GOAL: How many lines of the records below contain the word "threshold"? Answer with the number alone.

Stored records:
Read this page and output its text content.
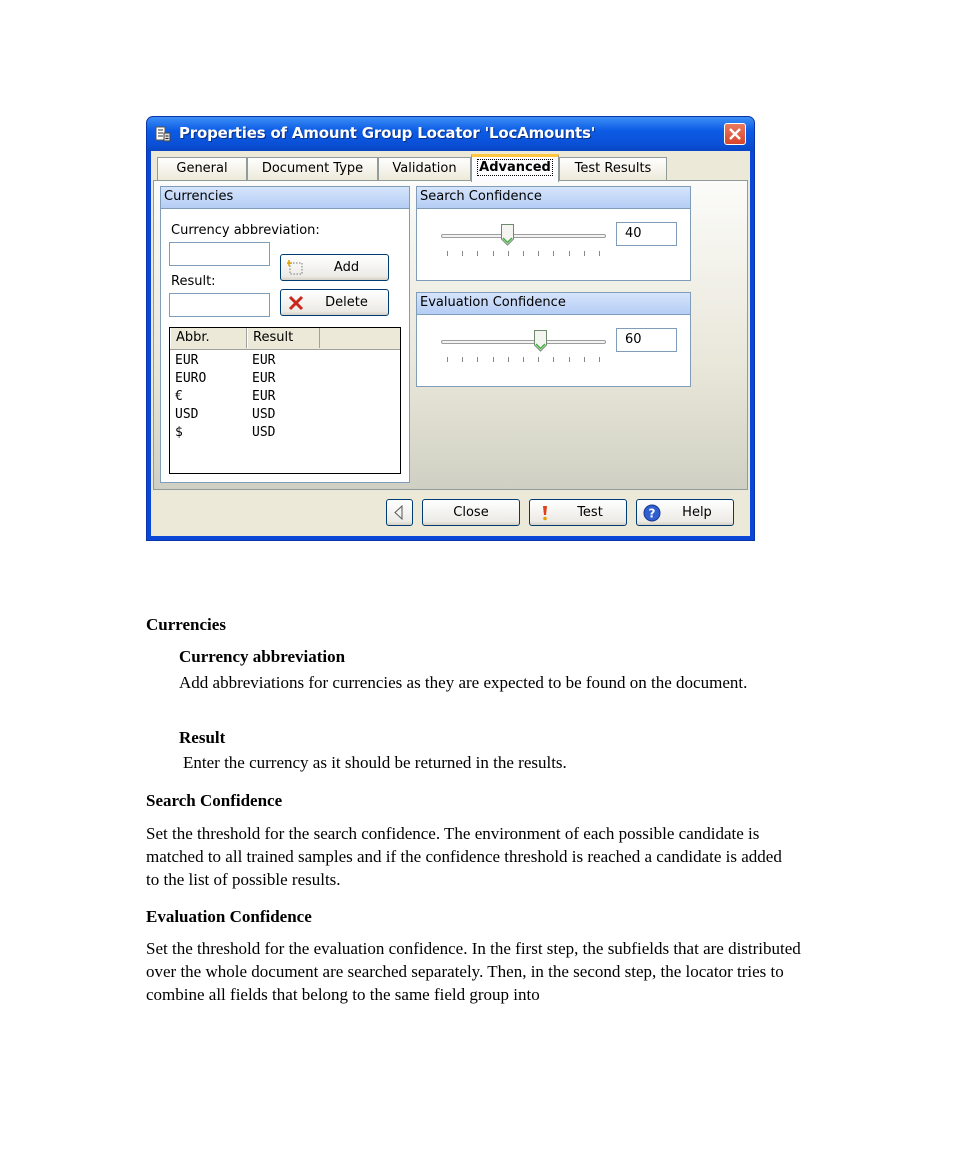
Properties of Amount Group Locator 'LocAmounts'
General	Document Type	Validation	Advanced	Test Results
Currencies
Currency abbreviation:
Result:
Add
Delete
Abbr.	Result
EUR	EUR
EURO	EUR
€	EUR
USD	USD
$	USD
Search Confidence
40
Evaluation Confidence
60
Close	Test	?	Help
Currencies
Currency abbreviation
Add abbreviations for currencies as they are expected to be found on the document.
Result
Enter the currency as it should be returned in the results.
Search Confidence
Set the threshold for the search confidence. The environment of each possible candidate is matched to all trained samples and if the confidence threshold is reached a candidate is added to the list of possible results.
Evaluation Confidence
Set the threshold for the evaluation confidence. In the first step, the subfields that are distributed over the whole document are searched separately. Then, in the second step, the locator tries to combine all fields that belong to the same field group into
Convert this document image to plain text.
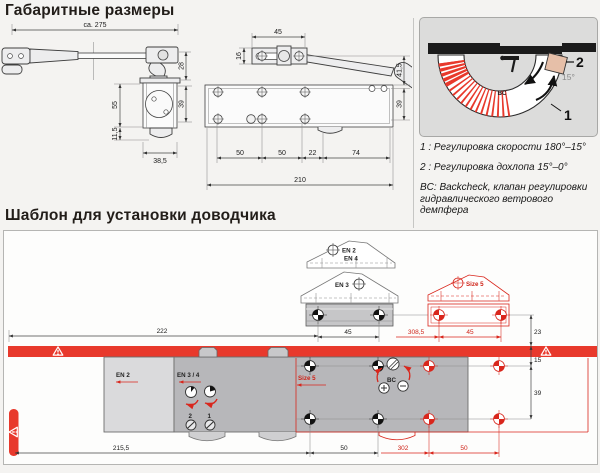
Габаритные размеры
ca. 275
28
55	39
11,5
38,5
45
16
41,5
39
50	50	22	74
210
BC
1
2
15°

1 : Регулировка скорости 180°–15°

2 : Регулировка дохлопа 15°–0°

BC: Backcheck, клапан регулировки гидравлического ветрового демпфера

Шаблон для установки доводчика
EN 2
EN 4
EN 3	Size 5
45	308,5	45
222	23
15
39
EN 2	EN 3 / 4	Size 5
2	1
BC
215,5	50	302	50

EXPECTED ANSWER: 2